▶ [Problem description]: Copy out the lines that have "Федерации" in them.

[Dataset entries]
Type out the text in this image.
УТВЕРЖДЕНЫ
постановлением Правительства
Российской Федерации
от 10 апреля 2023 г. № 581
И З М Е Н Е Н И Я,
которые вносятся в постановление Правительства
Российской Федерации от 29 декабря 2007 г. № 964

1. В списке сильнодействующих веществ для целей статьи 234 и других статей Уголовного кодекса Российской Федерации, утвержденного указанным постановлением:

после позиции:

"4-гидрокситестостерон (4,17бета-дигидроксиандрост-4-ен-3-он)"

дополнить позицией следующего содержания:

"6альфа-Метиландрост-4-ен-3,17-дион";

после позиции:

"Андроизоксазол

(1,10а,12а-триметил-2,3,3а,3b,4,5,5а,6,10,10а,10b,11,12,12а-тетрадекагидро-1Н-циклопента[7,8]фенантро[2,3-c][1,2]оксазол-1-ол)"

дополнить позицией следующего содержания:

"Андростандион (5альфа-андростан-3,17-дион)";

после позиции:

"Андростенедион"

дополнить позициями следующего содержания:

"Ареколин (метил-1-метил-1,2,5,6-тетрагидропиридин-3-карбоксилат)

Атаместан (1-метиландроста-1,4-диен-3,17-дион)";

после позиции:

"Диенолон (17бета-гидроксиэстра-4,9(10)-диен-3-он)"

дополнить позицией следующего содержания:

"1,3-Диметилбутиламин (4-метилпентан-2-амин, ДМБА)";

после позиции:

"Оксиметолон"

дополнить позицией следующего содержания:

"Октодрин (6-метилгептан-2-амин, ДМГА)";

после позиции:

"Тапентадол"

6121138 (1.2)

▶ [Written solution]:
Российской Федерации
Российской Федерации от 29 декабря 2007 г. № 964
1. В списке сильнодействующих веществ для целей статьи 234 и других статей Уголовного кодекса Российской Федерации, утвержденного указанным постановлением:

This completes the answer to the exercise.